[Extracted data entries]
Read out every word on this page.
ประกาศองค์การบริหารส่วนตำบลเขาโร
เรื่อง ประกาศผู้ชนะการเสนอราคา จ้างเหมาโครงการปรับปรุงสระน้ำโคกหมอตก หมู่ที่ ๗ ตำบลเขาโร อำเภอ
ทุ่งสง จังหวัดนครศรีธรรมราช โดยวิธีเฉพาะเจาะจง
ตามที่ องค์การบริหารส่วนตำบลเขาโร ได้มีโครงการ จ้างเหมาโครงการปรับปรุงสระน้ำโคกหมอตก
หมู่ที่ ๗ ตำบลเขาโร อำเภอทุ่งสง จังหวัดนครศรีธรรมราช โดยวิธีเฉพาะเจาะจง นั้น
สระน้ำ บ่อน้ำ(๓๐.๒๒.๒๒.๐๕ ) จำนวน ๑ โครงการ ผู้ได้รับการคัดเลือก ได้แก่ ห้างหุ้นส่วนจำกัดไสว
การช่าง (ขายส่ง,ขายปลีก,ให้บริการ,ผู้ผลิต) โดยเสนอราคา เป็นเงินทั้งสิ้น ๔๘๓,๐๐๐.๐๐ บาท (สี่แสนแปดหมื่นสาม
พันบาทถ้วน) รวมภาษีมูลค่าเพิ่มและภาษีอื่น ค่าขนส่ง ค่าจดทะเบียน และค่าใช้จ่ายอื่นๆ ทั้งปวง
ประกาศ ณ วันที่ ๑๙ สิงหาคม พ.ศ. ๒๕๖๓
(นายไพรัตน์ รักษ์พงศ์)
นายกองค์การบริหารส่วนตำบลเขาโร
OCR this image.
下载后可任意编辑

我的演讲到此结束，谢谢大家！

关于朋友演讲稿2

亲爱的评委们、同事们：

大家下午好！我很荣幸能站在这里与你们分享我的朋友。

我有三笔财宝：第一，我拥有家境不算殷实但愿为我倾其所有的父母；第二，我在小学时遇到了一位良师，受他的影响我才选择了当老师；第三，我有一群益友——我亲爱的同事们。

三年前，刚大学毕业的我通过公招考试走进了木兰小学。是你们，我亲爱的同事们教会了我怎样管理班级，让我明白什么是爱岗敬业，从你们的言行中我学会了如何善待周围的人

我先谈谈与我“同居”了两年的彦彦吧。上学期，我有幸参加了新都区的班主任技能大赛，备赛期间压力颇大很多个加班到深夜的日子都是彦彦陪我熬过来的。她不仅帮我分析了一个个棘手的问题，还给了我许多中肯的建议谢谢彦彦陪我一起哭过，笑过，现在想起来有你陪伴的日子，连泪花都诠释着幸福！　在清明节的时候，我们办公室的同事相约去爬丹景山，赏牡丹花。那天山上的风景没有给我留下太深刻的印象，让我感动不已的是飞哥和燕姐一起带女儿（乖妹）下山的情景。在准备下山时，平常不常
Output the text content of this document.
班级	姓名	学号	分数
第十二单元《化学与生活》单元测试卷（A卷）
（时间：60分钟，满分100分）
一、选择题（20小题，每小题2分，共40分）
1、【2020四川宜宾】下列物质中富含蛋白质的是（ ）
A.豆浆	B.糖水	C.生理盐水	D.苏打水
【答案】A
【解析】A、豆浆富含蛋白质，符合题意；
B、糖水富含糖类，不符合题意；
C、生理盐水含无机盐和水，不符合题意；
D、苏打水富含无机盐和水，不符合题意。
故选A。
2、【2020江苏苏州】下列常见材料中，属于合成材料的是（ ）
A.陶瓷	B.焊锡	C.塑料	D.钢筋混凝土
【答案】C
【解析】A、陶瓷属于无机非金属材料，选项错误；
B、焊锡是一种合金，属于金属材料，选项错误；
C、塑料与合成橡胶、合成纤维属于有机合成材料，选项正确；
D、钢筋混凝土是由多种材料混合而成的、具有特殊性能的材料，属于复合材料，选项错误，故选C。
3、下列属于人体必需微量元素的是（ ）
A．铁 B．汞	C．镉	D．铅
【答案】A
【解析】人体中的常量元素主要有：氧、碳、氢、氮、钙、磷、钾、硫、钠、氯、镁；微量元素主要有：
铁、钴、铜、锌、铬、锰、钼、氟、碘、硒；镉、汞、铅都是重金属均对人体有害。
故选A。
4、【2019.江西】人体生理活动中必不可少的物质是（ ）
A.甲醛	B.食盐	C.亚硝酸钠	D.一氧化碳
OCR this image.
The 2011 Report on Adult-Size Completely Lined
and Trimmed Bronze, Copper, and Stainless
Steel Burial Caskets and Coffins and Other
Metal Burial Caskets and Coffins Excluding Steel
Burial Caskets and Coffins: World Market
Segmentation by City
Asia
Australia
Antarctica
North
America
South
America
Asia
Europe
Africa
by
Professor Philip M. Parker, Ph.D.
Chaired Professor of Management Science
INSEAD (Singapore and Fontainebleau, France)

> [TASK TO CARRY OUT]
Exact copies of all the records are required.

> [COMPLETE ANSWER]
Read out every word on this page.
ประกาศองค์การบริหารส่วนตำบลเขาโร
เรื่อง ประกาศผู้ชนะการเสนอราคา จ้างเหมาโครงการปรับปรุงสระน้ำโคกหมอตก หมู่ที่ ๗ ตำบลเขาโร อำเภอ
ทุ่งสง จังหวัดนครศรีธรรมราช โดยวิธีเฉพาะเจาะจง
ตามที่ องค์การบริหารส่วนตำบลเขาโร ได้มีโครงการ จ้างเหมาโครงการปรับปรุงสระน้ำโคกหมอตก
หมู่ที่ ๗ ตำบลเขาโร อำเภอทุ่งสง จังหวัดนครศรีธรรมราช โดยวิธีเฉพาะเจาะจง นั้น
สระน้ำ บ่อน้ำ(๓๐.๒๒.๒๒.๐๕ ) จำนวน ๑ โครงการ ผู้ได้รับการคัดเลือก ได้แก่ ห้างหุ้นส่วนจำกัดไสว
การช่าง (ขายส่ง,ขายปลีก,ให้บริการ,ผู้ผลิต) โดยเสนอราคา เป็นเงินทั้งสิ้น ๔๘๓,๐๐๐.๐๐ บาท (สี่แสนแปดหมื่นสาม
พันบาทถ้วน) รวมภาษีมูลค่าเพิ่มและภาษีอื่น ค่าขนส่ง ค่าจดทะเบียน และค่าใช้จ่ายอื่นๆ ทั้งปวง
ประกาศ ณ วันที่ ๑๙ สิงหาคม พ.ศ. ๒๕๖๓
(นายไพรัตน์ รักษ์พงศ์)
นายกองค์การบริหารส่วนตำบลเขาโร
OCR this image.
下载后可任意编辑

我的演讲到此结束，谢谢大家！

关于朋友演讲稿2

亲爱的评委们、同事们：

大家下午好！我很荣幸能站在这里与你们分享我的朋友。

我有三笔财宝：第一，我拥有家境不算殷实但愿为我倾其所有的父母；第二，我在小学时遇到了一位良师，受他的影响我才选择了当老师；第三，我有一群益友——我亲爱的同事们。

三年前，刚大学毕业的我通过公招考试走进了木兰小学。是你们，我亲爱的同事们教会了我怎样管理班级，让我明白什么是爱岗敬业，从你们的言行中我学会了如何善待周围的人

我先谈谈与我“同居”了两年的彦彦吧。上学期，我有幸参加了新都区的班主任技能大赛，备赛期间压力颇大很多个加班到深夜的日子都是彦彦陪我熬过来的。她不仅帮我分析了一个个棘手的问题，还给了我许多中肯的建议谢谢彦彦陪我一起哭过，笑过，现在想起来有你陪伴的日子，连泪花都诠释着幸福！　在清明节的时候，我们办公室的同事相约去爬丹景山，赏牡丹花。那天山上的风景没有给我留下太深刻的印象，让我感动不已的是飞哥和燕姐一起带女儿（乖妹）下山的情景。在准备下山时，平常不常
Output the text content of this document.
班级	姓名	学号	分数
第十二单元《化学与生活》单元测试卷（A卷）
（时间：60分钟，满分100分）
一、选择题（20小题，每小题2分，共40分）
1、【2020四川宜宾】下列物质中富含蛋白质的是（ ）
A.豆浆	B.糖水	C.生理盐水	D.苏打水
【答案】A
【解析】A、豆浆富含蛋白质，符合题意；
B、糖水富含糖类，不符合题意；
C、生理盐水含无机盐和水，不符合题意；
D、苏打水富含无机盐和水，不符合题意。
故选A。
2、【2020江苏苏州】下列常见材料中，属于合成材料的是（ ）
A.陶瓷	B.焊锡	C.塑料	D.钢筋混凝土
【答案】C
【解析】A、陶瓷属于无机非金属材料，选项错误；
B、焊锡是一种合金，属于金属材料，选项错误；
C、塑料与合成橡胶、合成纤维属于有机合成材料，选项正确；
D、钢筋混凝土是由多种材料混合而成的、具有特殊性能的材料，属于复合材料，选项错误，故选C。
3、下列属于人体必需微量元素的是（ ）
A．铁 B．汞	C．镉	D．铅
【答案】A
【解析】人体中的常量元素主要有：氧、碳、氢、氮、钙、磷、钾、硫、钠、氯、镁；微量元素主要有：
铁、钴、铜、锌、铬、锰、钼、氟、碘、硒；镉、汞、铅都是重金属均对人体有害。
故选A。
4、【2019.江西】人体生理活动中必不可少的物质是（ ）
A.甲醛	B.食盐	C.亚硝酸钠	D.一氧化碳
OCR this image.
The 2011 Report on Adult-Size Completely Lined
and Trimmed Bronze, Copper, and Stainless
Steel Burial Caskets and Coffins and Other
Metal Burial Caskets and Coffins Excluding Steel
Burial Caskets and Coffins: World Market
Segmentation by City
Asia
Australia
Antarctica
North
America
South
America
Asia
Europe
Africa
by
Professor Philip M. Parker, Ph.D.
Chaired Professor of Management Science
INSEAD (Singapore and Fontainebleau, France)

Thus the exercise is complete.